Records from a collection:
——
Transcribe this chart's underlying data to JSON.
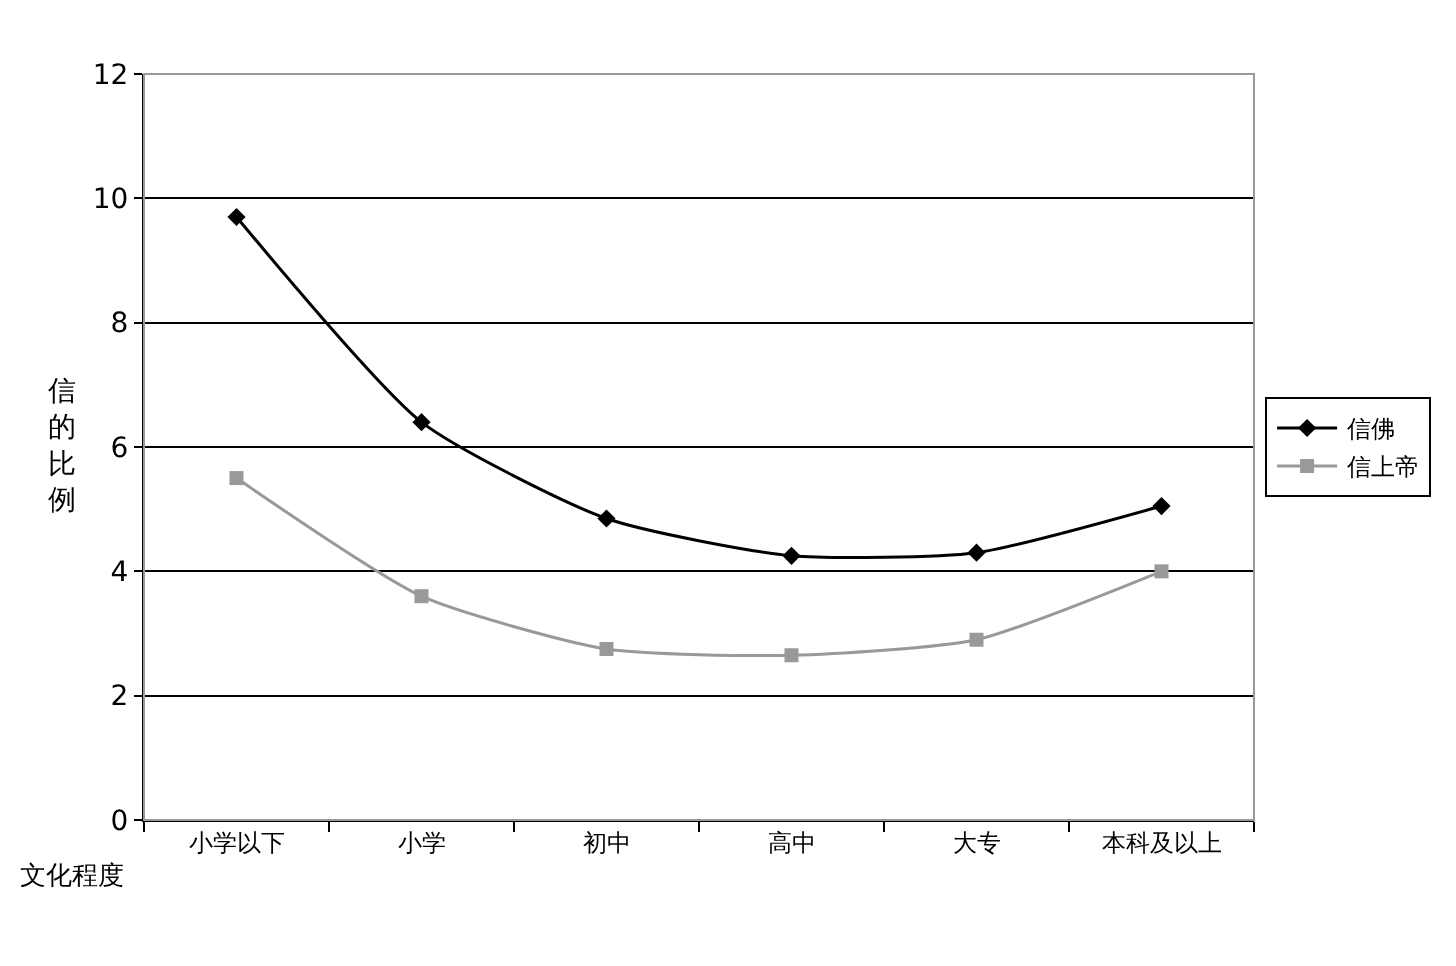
{
  "chart_data": {
    "type": "line",
    "xlabel": "文化程度",
    "ylabel": "信的比例",
    "categories": [
      "小学以下",
      "小学",
      "初中",
      "高中",
      "大专",
      "本科及以上"
    ],
    "series": [
      {
        "name": "信佛",
        "color": "#000000",
        "marker": "diamond",
        "values": [
          9.7,
          6.4,
          4.85,
          4.25,
          4.3,
          5.05
        ]
      },
      {
        "name": "信上帝",
        "color": "#999999",
        "marker": "square",
        "values": [
          5.5,
          3.6,
          2.75,
          2.65,
          2.9,
          4.0
        ]
      }
    ],
    "ylim": [
      0,
      12
    ],
    "yticks": [
      0,
      2,
      4,
      6,
      8,
      10,
      12
    ],
    "grid": "y",
    "legend": "right",
    "line_style": "solid"
  }
}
——
* **Instruction**
Omit the pictures and reproduce the listing exactly.

* **The solution**
Transcribe this chart's underlying data to JSON.
{
  "chart_data": {
    "type": "line",
    "xlabel": "文化程度",
    "ylabel": "信的比例",
    "categories": [
      "小学以下",
      "小学",
      "初中",
      "高中",
      "大专",
      "本科及以上"
    ],
    "series": [
      {
        "name": "信佛",
        "color": "#000000",
        "marker": "diamond",
        "values": [
          9.7,
          6.4,
          4.85,
          4.25,
          4.3,
          5.05
        ]
      },
      {
        "name": "信上帝",
        "color": "#999999",
        "marker": "square",
        "values": [
          5.5,
          3.6,
          2.75,
          2.65,
          2.9,
          4.0
        ]
      }
    ],
    "ylim": [
      0,
      12
    ],
    "yticks": [
      0,
      2,
      4,
      6,
      8,
      10,
      12
    ],
    "grid": "y",
    "legend": "right",
    "line_style": "solid"
  }
}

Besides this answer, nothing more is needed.